- GOAL OF THE EXERCISE -
From the entries below, copy every line where the string "York" appears.
-- BEGIN GIVEN RECORDS --
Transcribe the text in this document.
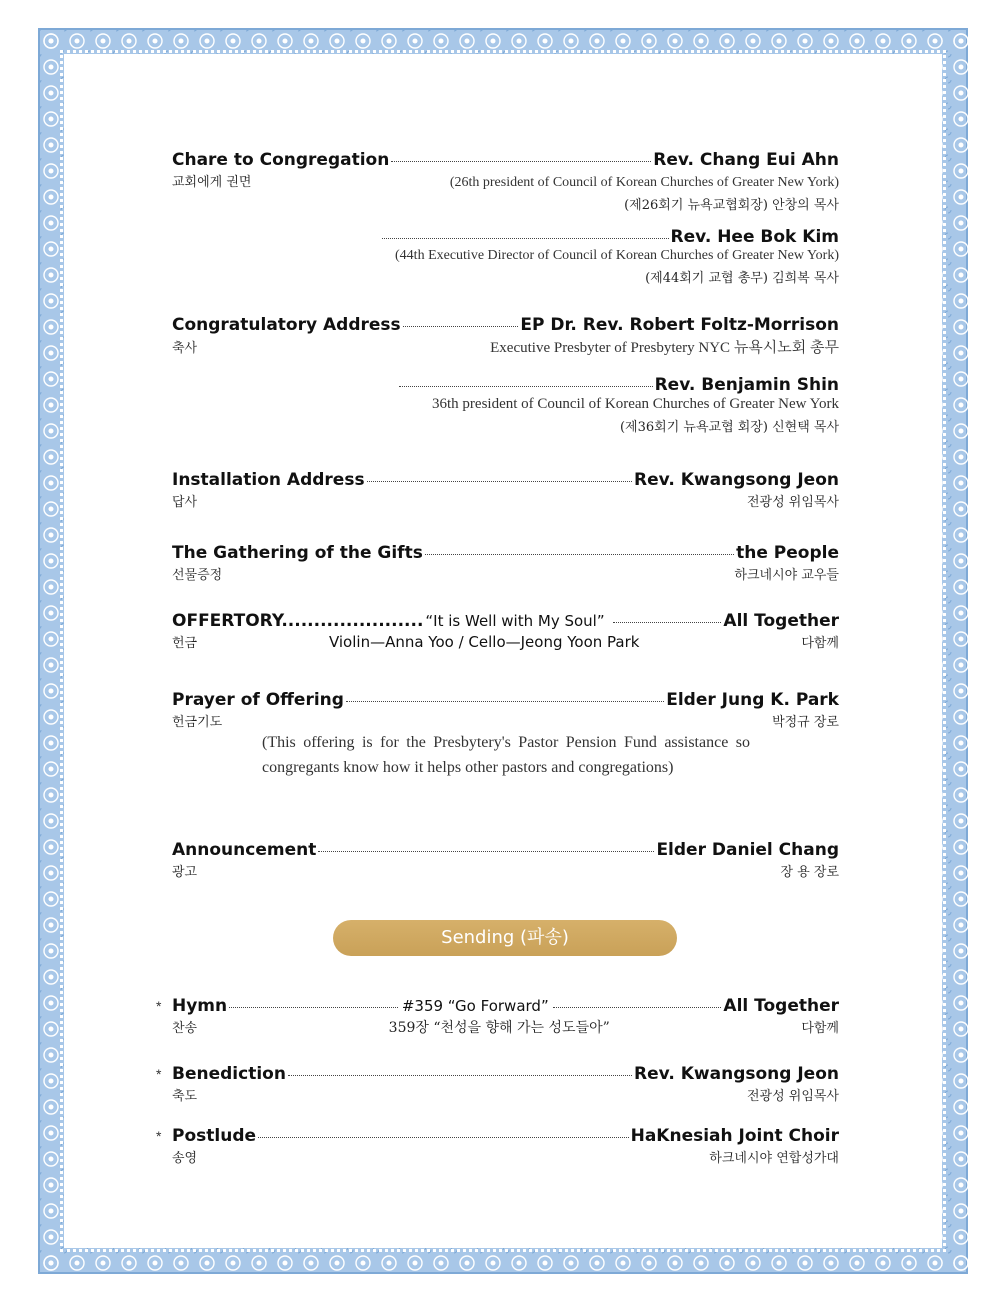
Chare to Congregation	Rev. Chang Eui Ahn
교회에게 권면	(26th president of Council of Korean Churches of Greater New York)
(제26회기 뉴욕교협회장) 안창의 목사
Rev. Hee Bok Kim
(44th Executive Director of Council of Korean Churches of Greater New York)
(제44회기 교협 총무) 김희복 목사
Congratulatory Address	EP Dr. Rev. Robert Foltz-Morrison
축사	Executive Presbyter of Presbytery NYC 뉴욕시노회 총무
Rev. Benjamin Shin
36th president of Council of Korean Churches of Greater New York
(제36회기 뉴욕교협 회장) 신현택 목사
Installation Address	Rev. Kwangsong Jeon
답사	전광성 위임목사
The Gathering of the Gifts	the People
선물증정	하크네시야 교우들
OFFERTORY...................... “It is Well with My Soul”	All Together
헌금	Violin—Anna Yoo / Cello—Jeong Yoon Park	다함께
Prayer of Offering	Elder Jung K. Park
헌금기도	박정규 장로
(This offering is for the Presbytery's Pastor Pension Fund assistance so congregants know how it helps other pastors and congregations)
Announcement	Elder Daniel Chang
광고	장 용 장로
Sending (파송)
* Hymn	#359 “Go Forward”	All Together
찬송	359장 “천성을 향해 가는 성도들아”	다함께
* Benediction	Rev. Kwangsong Jeon
축도	전광성 위임목사
* Postlude	HaKnesiah Joint Choir
송영	하크네시야 연합성가대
-- END GIVEN RECORDS --
- FINISHED TASK -
교회에게 권면	(26th president of Council of Korean Churches of Greater New York)
(44th Executive Director of Council of Korean Churches of Greater New York)
36th president of Council of Korean Churches of Greater New York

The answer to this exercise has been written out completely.